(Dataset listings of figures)
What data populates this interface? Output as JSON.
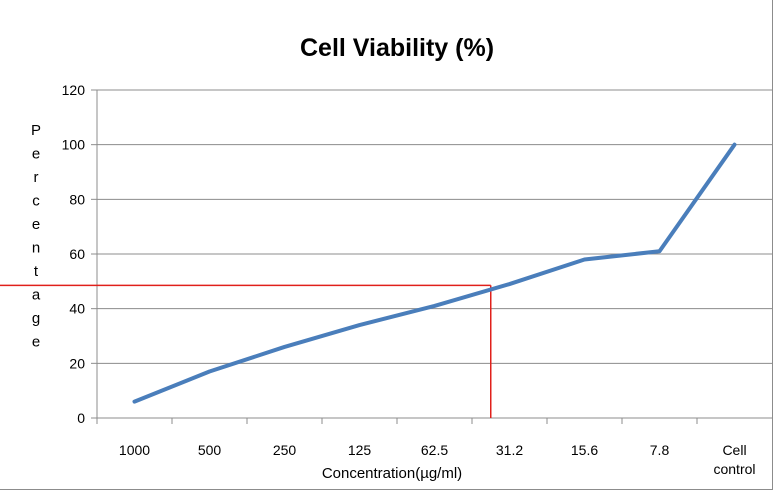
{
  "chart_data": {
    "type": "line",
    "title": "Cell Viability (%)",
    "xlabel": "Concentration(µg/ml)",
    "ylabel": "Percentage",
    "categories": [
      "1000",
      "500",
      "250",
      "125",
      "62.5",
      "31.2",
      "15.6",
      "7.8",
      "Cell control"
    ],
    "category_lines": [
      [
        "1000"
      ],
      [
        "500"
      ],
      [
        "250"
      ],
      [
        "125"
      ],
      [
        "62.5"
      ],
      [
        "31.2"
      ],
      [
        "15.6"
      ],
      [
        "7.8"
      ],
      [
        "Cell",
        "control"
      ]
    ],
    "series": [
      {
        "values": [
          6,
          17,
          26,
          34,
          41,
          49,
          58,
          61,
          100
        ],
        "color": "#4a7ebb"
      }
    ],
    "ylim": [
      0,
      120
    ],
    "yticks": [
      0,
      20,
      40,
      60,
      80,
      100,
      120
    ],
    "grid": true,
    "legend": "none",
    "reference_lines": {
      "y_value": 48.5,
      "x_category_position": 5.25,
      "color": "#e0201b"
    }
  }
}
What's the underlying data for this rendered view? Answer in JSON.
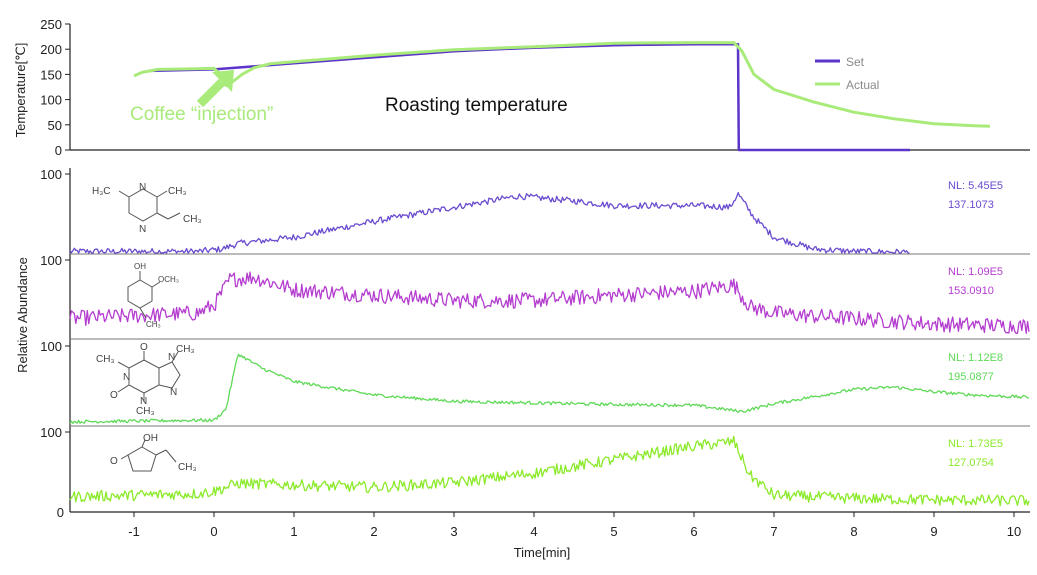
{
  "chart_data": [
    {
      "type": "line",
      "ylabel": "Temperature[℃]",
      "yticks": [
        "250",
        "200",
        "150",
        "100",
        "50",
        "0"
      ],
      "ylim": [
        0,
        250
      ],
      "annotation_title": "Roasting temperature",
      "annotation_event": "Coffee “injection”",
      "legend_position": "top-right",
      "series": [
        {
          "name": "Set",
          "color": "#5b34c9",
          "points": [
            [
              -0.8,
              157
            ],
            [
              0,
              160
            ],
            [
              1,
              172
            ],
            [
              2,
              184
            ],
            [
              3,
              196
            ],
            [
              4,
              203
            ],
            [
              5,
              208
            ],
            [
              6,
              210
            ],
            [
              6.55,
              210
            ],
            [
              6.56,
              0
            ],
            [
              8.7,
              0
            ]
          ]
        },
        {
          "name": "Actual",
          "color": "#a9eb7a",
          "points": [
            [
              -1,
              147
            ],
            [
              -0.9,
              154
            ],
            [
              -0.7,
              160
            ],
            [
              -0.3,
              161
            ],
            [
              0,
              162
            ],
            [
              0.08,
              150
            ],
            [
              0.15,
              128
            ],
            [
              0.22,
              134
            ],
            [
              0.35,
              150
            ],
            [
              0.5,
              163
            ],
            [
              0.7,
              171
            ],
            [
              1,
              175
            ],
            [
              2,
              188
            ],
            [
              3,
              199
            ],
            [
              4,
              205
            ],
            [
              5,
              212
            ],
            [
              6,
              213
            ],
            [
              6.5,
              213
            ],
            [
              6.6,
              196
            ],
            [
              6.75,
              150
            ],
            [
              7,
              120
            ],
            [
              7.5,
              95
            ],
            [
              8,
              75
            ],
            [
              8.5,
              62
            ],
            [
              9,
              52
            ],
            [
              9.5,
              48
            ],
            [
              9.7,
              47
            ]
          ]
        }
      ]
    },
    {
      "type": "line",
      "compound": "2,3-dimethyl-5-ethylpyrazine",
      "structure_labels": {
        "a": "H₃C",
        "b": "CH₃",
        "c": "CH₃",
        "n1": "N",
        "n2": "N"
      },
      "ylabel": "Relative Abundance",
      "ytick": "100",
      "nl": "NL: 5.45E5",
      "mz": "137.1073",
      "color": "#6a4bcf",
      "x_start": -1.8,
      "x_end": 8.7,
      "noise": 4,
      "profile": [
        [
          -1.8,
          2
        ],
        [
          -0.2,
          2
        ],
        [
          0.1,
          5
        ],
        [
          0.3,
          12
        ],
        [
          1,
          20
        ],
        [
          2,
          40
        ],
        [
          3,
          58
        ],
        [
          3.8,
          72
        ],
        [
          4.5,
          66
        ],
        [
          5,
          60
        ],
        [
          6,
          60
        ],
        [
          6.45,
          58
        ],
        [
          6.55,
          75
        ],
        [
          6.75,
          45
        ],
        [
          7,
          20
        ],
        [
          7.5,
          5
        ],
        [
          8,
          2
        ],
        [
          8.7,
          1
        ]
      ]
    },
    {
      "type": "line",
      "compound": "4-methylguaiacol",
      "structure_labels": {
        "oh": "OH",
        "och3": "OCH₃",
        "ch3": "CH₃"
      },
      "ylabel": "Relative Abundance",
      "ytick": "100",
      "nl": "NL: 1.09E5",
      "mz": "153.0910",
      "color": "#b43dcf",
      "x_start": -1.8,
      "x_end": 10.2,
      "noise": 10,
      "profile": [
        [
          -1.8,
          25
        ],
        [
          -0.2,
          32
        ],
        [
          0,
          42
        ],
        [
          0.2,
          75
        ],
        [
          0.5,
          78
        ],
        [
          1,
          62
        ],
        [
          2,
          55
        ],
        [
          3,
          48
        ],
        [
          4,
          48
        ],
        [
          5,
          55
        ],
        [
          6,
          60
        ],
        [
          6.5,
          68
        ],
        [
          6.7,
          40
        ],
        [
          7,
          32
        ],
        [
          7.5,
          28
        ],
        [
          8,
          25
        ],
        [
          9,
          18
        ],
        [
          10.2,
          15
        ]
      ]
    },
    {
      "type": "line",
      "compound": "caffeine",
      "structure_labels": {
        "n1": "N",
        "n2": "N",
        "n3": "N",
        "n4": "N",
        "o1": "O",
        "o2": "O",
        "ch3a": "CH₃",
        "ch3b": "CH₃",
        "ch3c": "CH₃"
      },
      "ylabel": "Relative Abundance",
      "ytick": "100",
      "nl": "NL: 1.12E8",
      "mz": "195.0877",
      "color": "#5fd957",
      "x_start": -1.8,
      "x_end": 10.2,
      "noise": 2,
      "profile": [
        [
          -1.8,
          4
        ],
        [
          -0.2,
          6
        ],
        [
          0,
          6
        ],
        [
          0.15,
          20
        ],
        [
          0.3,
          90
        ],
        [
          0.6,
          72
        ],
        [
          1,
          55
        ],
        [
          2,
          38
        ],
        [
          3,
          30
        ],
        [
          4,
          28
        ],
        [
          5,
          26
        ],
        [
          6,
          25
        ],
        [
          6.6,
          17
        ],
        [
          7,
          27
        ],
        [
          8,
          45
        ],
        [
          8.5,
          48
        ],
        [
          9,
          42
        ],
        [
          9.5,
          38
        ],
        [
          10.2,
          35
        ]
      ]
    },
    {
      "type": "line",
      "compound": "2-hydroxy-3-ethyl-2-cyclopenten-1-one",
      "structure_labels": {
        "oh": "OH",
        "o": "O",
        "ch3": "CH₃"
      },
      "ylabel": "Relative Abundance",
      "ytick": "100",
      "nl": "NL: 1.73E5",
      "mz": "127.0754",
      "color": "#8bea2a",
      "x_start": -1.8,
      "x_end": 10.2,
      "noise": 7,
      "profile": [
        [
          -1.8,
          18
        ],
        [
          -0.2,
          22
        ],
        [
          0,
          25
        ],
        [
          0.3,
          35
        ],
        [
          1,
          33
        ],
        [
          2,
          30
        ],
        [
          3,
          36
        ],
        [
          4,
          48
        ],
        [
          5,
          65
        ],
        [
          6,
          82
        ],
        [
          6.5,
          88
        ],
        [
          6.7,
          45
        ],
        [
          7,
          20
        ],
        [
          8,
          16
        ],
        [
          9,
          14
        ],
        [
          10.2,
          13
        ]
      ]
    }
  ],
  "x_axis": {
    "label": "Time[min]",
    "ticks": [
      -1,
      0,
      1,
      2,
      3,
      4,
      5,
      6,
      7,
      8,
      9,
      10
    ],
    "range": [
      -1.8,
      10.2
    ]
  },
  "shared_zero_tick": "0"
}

To do: Set down the material above as is, without any pictures.

Response below:
What data populates this interface? Output as JSON.
{
  "chart_data": {
    "type": "line",
    "title": "Cell Viability (%)",
    "xlabel": "Concentration(µg/ml)",
    "ylabel": "Percentage",
    "categories": [
      "1000",
      "500",
      "250",
      "125",
      "62.5",
      "31.2",
      "15.6",
      "7.8",
      "Cell control"
    ],
    "category_lines": [
      [
        "1000"
      ],
      [
        "500"
      ],
      [
        "250"
      ],
      [
        "125"
      ],
      [
        "62.5"
      ],
      [
        "31.2"
      ],
      [
        "15.6"
      ],
      [
        "7.8"
      ],
      [
        "Cell",
        "control"
      ]
    ],
    "series": [
      {
        "values": [
          6,
          17,
          26,
          34,
          41,
          49,
          58,
          61,
          100
        ],
        "color": "#4a7ebb"
      }
    ],
    "ylim": [
      0,
      120
    ],
    "yticks": [
      0,
      20,
      40,
      60,
      80,
      100,
      120
    ],
    "grid": true,
    "legend": "none",
    "reference_lines": {
      "y_value": 48.5,
      "x_category_position": 5.25,
      "color": "#e0201b"
    }
  }
}
What's the underlying data for this rendered view? Answer in JSON.
{
  "chart_data": [
    {
      "type": "line",
      "ylabel": "Temperature[℃]",
      "yticks": [
        "250",
        "200",
        "150",
        "100",
        "50",
        "0"
      ],
      "ylim": [
        0,
        250
      ],
      "annotation_title": "Roasting temperature",
      "annotation_event": "Coffee “injection”",
      "legend_position": "top-right",
      "series": [
        {
          "name": "Set",
          "color": "#5b34c9",
          "points": [
            [
              -0.8,
              157
            ],
            [
              0,
              160
            ],
            [
              1,
              172
            ],
            [
              2,
              184
            ],
            [
              3,
              196
            ],
            [
              4,
              203
            ],
            [
              5,
              208
            ],
            [
              6,
              210
            ],
            [
              6.55,
              210
            ],
            [
              6.56,
              0
            ],
            [
              8.7,
              0
            ]
          ]
        },
        {
          "name": "Actual",
          "color": "#a9eb7a",
          "points": [
            [
              -1,
              147
            ],
            [
              -0.9,
              154
            ],
            [
              -0.7,
              160
            ],
            [
              -0.3,
              161
            ],
            [
              0,
              162
            ],
            [
              0.08,
              150
            ],
            [
              0.15,
              128
            ],
            [
              0.22,
              134
            ],
            [
              0.35,
              150
            ],
            [
              0.5,
              163
            ],
            [
              0.7,
              171
            ],
            [
              1,
              175
            ],
            [
              2,
              188
            ],
            [
              3,
              199
            ],
            [
              4,
              205
            ],
            [
              5,
              212
            ],
            [
              6,
              213
            ],
            [
              6.5,
              213
            ],
            [
              6.6,
              196
            ],
            [
              6.75,
              150
            ],
            [
              7,
              120
            ],
            [
              7.5,
              95
            ],
            [
              8,
              75
            ],
            [
              8.5,
              62
            ],
            [
              9,
              52
            ],
            [
              9.5,
              48
            ],
            [
              9.7,
              47
            ]
          ]
        }
      ]
    },
    {
      "type": "line",
      "compound": "2,3-dimethyl-5-ethylpyrazine",
      "structure_labels": {
        "a": "H₃C",
        "b": "CH₃",
        "c": "CH₃",
        "n1": "N",
        "n2": "N"
      },
      "ylabel": "Relative Abundance",
      "ytick": "100",
      "nl": "NL: 5.45E5",
      "mz": "137.1073",
      "color": "#6a4bcf",
      "x_start": -1.8,
      "x_end": 8.7,
      "noise": 4,
      "profile": [
        [
          -1.8,
          2
        ],
        [
          -0.2,
          2
        ],
        [
          0.1,
          5
        ],
        [
          0.3,
          12
        ],
        [
          1,
          20
        ],
        [
          2,
          40
        ],
        [
          3,
          58
        ],
        [
          3.8,
          72
        ],
        [
          4.5,
          66
        ],
        [
          5,
          60
        ],
        [
          6,
          60
        ],
        [
          6.45,
          58
        ],
        [
          6.55,
          75
        ],
        [
          6.75,
          45
        ],
        [
          7,
          20
        ],
        [
          7.5,
          5
        ],
        [
          8,
          2
        ],
        [
          8.7,
          1
        ]
      ]
    },
    {
      "type": "line",
      "compound": "4-methylguaiacol",
      "structure_labels": {
        "oh": "OH",
        "och3": "OCH₃",
        "ch3": "CH₃"
      },
      "ylabel": "Relative Abundance",
      "ytick": "100",
      "nl": "NL: 1.09E5",
      "mz": "153.0910",
      "color": "#b43dcf",
      "x_start": -1.8,
      "x_end": 10.2,
      "noise": 10,
      "profile": [
        [
          -1.8,
          25
        ],
        [
          -0.2,
          32
        ],
        [
          0,
          42
        ],
        [
          0.2,
          75
        ],
        [
          0.5,
          78
        ],
        [
          1,
          62
        ],
        [
          2,
          55
        ],
        [
          3,
          48
        ],
        [
          4,
          48
        ],
        [
          5,
          55
        ],
        [
          6,
          60
        ],
        [
          6.5,
          68
        ],
        [
          6.7,
          40
        ],
        [
          7,
          32
        ],
        [
          7.5,
          28
        ],
        [
          8,
          25
        ],
        [
          9,
          18
        ],
        [
          10.2,
          15
        ]
      ]
    },
    {
      "type": "line",
      "compound": "caffeine",
      "structure_labels": {
        "n1": "N",
        "n2": "N",
        "n3": "N",
        "n4": "N",
        "o1": "O",
        "o2": "O",
        "ch3a": "CH₃",
        "ch3b": "CH₃",
        "ch3c": "CH₃"
      },
      "ylabel": "Relative Abundance",
      "ytick": "100",
      "nl": "NL: 1.12E8",
      "mz": "195.0877",
      "color": "#5fd957",
      "x_start": -1.8,
      "x_end": 10.2,
      "noise": 2,
      "profile": [
        [
          -1.8,
          4
        ],
        [
          -0.2,
          6
        ],
        [
          0,
          6
        ],
        [
          0.15,
          20
        ],
        [
          0.3,
          90
        ],
        [
          0.6,
          72
        ],
        [
          1,
          55
        ],
        [
          2,
          38
        ],
        [
          3,
          30
        ],
        [
          4,
          28
        ],
        [
          5,
          26
        ],
        [
          6,
          25
        ],
        [
          6.6,
          17
        ],
        [
          7,
          27
        ],
        [
          8,
          45
        ],
        [
          8.5,
          48
        ],
        [
          9,
          42
        ],
        [
          9.5,
          38
        ],
        [
          10.2,
          35
        ]
      ]
    },
    {
      "type": "line",
      "compound": "2-hydroxy-3-ethyl-2-cyclopenten-1-one",
      "structure_labels": {
        "oh": "OH",
        "o": "O",
        "ch3": "CH₃"
      },
      "ylabel": "Relative Abundance",
      "ytick": "100",
      "nl": "NL: 1.73E5",
      "mz": "127.0754",
      "color": "#8bea2a",
      "x_start": -1.8,
      "x_end": 10.2,
      "noise": 7,
      "profile": [
        [
          -1.8,
          18
        ],
        [
          -0.2,
          22
        ],
        [
          0,
          25
        ],
        [
          0.3,
          35
        ],
        [
          1,
          33
        ],
        [
          2,
          30
        ],
        [
          3,
          36
        ],
        [
          4,
          48
        ],
        [
          5,
          65
        ],
        [
          6,
          82
        ],
        [
          6.5,
          88
        ],
        [
          6.7,
          45
        ],
        [
          7,
          20
        ],
        [
          8,
          16
        ],
        [
          9,
          14
        ],
        [
          10.2,
          13
        ]
      ]
    }
  ],
  "x_axis": {
    "label": "Time[min]",
    "ticks": [
      -1,
      0,
      1,
      2,
      3,
      4,
      5,
      6,
      7,
      8,
      9,
      10
    ],
    "range": [
      -1.8,
      10.2
    ]
  },
  "shared_zero_tick": "0"
}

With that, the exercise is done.